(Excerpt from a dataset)
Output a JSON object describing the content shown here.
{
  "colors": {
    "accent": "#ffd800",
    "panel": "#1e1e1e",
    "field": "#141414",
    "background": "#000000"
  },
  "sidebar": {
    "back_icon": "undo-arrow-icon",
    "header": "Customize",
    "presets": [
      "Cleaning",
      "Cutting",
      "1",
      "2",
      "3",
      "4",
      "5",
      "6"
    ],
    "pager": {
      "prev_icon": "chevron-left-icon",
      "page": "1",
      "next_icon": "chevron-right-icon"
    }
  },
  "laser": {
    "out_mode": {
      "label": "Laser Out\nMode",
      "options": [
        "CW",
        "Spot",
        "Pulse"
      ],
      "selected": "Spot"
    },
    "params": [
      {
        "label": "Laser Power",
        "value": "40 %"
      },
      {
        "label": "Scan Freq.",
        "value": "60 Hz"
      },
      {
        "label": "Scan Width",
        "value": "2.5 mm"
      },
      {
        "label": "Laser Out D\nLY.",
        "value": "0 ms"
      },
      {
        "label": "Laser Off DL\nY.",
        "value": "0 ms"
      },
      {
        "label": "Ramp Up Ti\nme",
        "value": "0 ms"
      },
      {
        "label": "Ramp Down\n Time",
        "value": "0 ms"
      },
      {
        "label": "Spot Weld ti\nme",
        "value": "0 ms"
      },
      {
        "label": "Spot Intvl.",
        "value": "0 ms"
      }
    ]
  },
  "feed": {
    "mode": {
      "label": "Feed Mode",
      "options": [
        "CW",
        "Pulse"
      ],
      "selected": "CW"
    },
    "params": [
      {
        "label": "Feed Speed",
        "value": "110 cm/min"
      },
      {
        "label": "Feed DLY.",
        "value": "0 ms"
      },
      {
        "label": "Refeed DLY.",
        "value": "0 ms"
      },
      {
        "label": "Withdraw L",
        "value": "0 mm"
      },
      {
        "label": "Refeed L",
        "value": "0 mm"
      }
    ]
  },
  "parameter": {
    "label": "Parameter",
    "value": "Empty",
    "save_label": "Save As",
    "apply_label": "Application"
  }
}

TASK DESCRIPTION: Copy the data above in full, character for character.

RESPONSE TO THIS EXERCISE:
Output a JSON object describing the content shown here.
{
  "colors": {
    "accent": "#ffd800",
    "panel": "#1e1e1e",
    "field": "#141414",
    "background": "#000000"
  },
  "sidebar": {
    "back_icon": "undo-arrow-icon",
    "header": "Customize",
    "presets": [
      "Cleaning",
      "Cutting",
      "1",
      "2",
      "3",
      "4",
      "5",
      "6"
    ],
    "pager": {
      "prev_icon": "chevron-left-icon",
      "page": "1",
      "next_icon": "chevron-right-icon"
    }
  },
  "laser": {
    "out_mode": {
      "label": "Laser Out\nMode",
      "options": [
        "CW",
        "Spot",
        "Pulse"
      ],
      "selected": "Spot"
    },
    "params": [
      {
        "label": "Laser Power",
        "value": "40 %"
      },
      {
        "label": "Scan Freq.",
        "value": "60 Hz"
      },
      {
        "label": "Scan Width",
        "value": "2.5 mm"
      },
      {
        "label": "Laser Out D\nLY.",
        "value": "0 ms"
      },
      {
        "label": "Laser Off DL\nY.",
        "value": "0 ms"
      },
      {
        "label": "Ramp Up Ti\nme",
        "value": "0 ms"
      },
      {
        "label": "Ramp Down\n Time",
        "value": "0 ms"
      },
      {
        "label": "Spot Weld ti\nme",
        "value": "0 ms"
      },
      {
        "label": "Spot Intvl.",
        "value": "0 ms"
      }
    ]
  },
  "feed": {
    "mode": {
      "label": "Feed Mode",
      "options": [
        "CW",
        "Pulse"
      ],
      "selected": "CW"
    },
    "params": [
      {
        "label": "Feed Speed",
        "value": "110 cm/min"
      },
      {
        "label": "Feed DLY.",
        "value": "0 ms"
      },
      {
        "label": "Refeed DLY.",
        "value": "0 ms"
      },
      {
        "label": "Withdraw L",
        "value": "0 mm"
      },
      {
        "label": "Refeed L",
        "value": "0 mm"
      }
    ]
  },
  "parameter": {
    "label": "Parameter",
    "value": "Empty",
    "save_label": "Save As",
    "apply_label": "Application"
  }
}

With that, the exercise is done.